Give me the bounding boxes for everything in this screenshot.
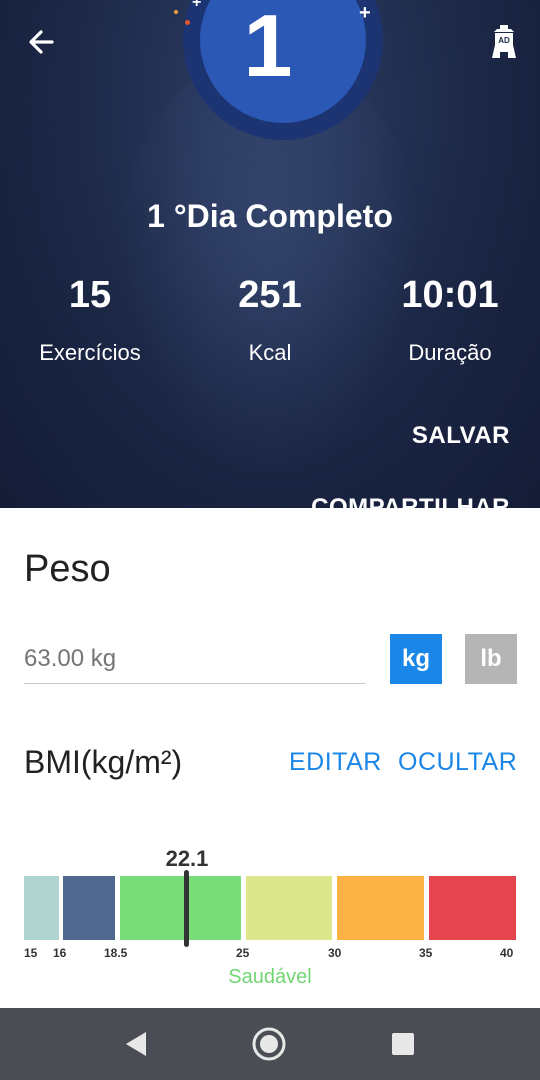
weight-input[interactable]	[24, 634, 366, 684]
stat-label: Exercícios	[39, 340, 141, 365]
sparkle-icon: +	[359, 2, 371, 24]
bmi-title: BMI(kg/m²)	[24, 744, 183, 780]
workout-complete-header: 1 + + AD 1 °Dia Completo 15 Exercícios 2…	[0, 0, 540, 510]
bmi-tick-label: 16	[53, 946, 67, 960]
bmi-segment-underweight	[63, 876, 115, 940]
bmi-tick-label: 15	[24, 946, 38, 960]
back-button[interactable]	[22, 22, 62, 62]
bmi-hide-button[interactable]: OCULTAR	[398, 748, 517, 777]
nav-recents-button[interactable]	[385, 1026, 421, 1062]
ad-tower-icon: AD	[492, 25, 516, 58]
bmi-tick-label: 40	[500, 946, 514, 960]
unit-kg-button[interactable]: kg	[390, 634, 442, 684]
nav-back-button[interactable]	[120, 1026, 156, 1062]
weight-title: Peso	[24, 548, 111, 590]
bmi-tick-label: 25	[236, 946, 250, 960]
bmi-marker	[184, 870, 189, 947]
bmi-segment-obese	[337, 876, 424, 940]
back-triangle-icon	[126, 1032, 146, 1056]
system-navigation-bar	[0, 1008, 540, 1080]
bmi-segment-severely-obese	[429, 876, 516, 940]
stat-label: Duração	[408, 340, 492, 365]
nav-home-button[interactable]	[251, 1026, 287, 1062]
remove-ads-button[interactable]: AD	[486, 22, 522, 62]
recents-square-icon	[392, 1033, 414, 1055]
bmi-segment-healthy	[120, 876, 241, 940]
confetti-dot	[174, 10, 178, 14]
bmi-status: Saudável	[228, 966, 312, 988]
confetti-dot	[185, 20, 190, 25]
weight-bmi-card: Peso kg lb BMI(kg/m²) EDITAR OCULTAR 22.…	[0, 508, 540, 1008]
save-button[interactable]: SALVAR	[412, 422, 510, 450]
bmi-tick-label: 35	[419, 946, 433, 960]
stat-duration: 10:01 Duração	[360, 272, 540, 368]
bmi-tick-label: 30	[328, 946, 342, 960]
bmi-segment-severely-underweight	[24, 876, 59, 940]
unit-lb-button[interactable]: lb	[465, 634, 517, 684]
bmi-edit-button[interactable]: EDITAR	[289, 748, 382, 777]
day-number: 1	[243, 0, 293, 95]
stat-kcal: 251 Kcal	[180, 272, 360, 368]
day-complete-title: 1 °Dia Completo	[147, 198, 393, 234]
stat-value: 251	[238, 274, 302, 316]
stat-value: 15	[68, 274, 112, 316]
stat-label: Kcal	[248, 340, 292, 365]
bmi-segment-overweight	[246, 876, 332, 940]
bmi-tick-label: 18.5	[104, 946, 128, 960]
bmi-value: 22.1	[165, 846, 209, 871]
ad-label: AD	[498, 36, 510, 45]
stat-exercises: 15 Exercícios	[0, 272, 180, 368]
arrow-left-icon	[29, 30, 54, 54]
home-circle-icon	[252, 1027, 286, 1061]
stat-value: 10:01	[401, 274, 499, 316]
sparkle-icon: +	[192, 0, 202, 11]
_ _ _ _
Request
Reproduce the rows from the line containing "634, 366, 684]" through the line containing "946, 128, 960]", with "bmi-tick-label" replaced by "bmi-scale-label" and everything else left as it is.

Result of this exercise
weight-input[interactable]	[24, 634, 366, 684]
stat-label: Exercícios	[39, 340, 141, 365]
sparkle-icon: +	[359, 2, 371, 24]
bmi-title: BMI(kg/m²)	[24, 744, 183, 780]
workout-complete-header: 1 + + AD 1 °Dia Completo 15 Exercícios 2…	[0, 0, 540, 510]
bmi-scale-label: 16	[53, 946, 67, 960]
bmi-segment-underweight	[63, 876, 115, 940]
bmi-scale-label: 15	[24, 946, 38, 960]
back-button[interactable]	[22, 22, 62, 62]
bmi-hide-button[interactable]: OCULTAR	[398, 748, 517, 777]
nav-recents-button[interactable]	[385, 1026, 421, 1062]
ad-tower-icon: AD	[492, 25, 516, 58]
bmi-scale-label: 40	[500, 946, 514, 960]
unit-kg-button[interactable]: kg	[390, 634, 442, 684]
nav-back-button[interactable]	[120, 1026, 156, 1062]
weight-title: Peso	[24, 548, 111, 590]
bmi-scale-label: 25	[236, 946, 250, 960]
bmi-marker	[184, 870, 189, 947]
bmi-segment-obese	[337, 876, 424, 940]
back-triangle-icon	[126, 1032, 146, 1056]
system-navigation-bar	[0, 1008, 540, 1080]
bmi-segment-severely-obese	[429, 876, 516, 940]
stat-label: Duração	[408, 340, 492, 365]
nav-home-button[interactable]	[251, 1026, 287, 1062]
remove-ads-button[interactable]: AD	[486, 22, 522, 62]
recents-square-icon	[392, 1033, 414, 1055]
bmi-segment-healthy	[120, 876, 241, 940]
confetti-dot	[174, 10, 178, 14]
bmi-status: Saudável	[228, 966, 312, 988]
confetti-dot	[185, 20, 190, 25]
weight-bmi-card: Peso kg lb BMI(kg/m²) EDITAR OCULTAR 22.…	[0, 508, 540, 1008]
save-button[interactable]: SALVAR	[412, 422, 510, 450]
bmi-scale-label: 35	[419, 946, 433, 960]
stat-duration: 10:01 Duração	[360, 272, 540, 368]
bmi-scale-label: 30	[328, 946, 342, 960]
bmi-segment-severely-underweight	[24, 876, 59, 940]
unit-lb-button[interactable]: lb	[465, 634, 517, 684]
bmi-edit-button[interactable]: EDITAR	[289, 748, 382, 777]
day-number: 1	[243, 0, 293, 95]
stat-kcal: 251 Kcal	[180, 272, 360, 368]
day-complete-title: 1 °Dia Completo	[147, 198, 393, 234]
stat-value: 251	[238, 274, 302, 316]
stat-value: 15	[68, 274, 112, 316]
stat-label: Kcal	[248, 340, 292, 365]
bmi-segment-overweight	[246, 876, 332, 940]
bmi-scale-label: 18.5	[104, 946, 128, 960]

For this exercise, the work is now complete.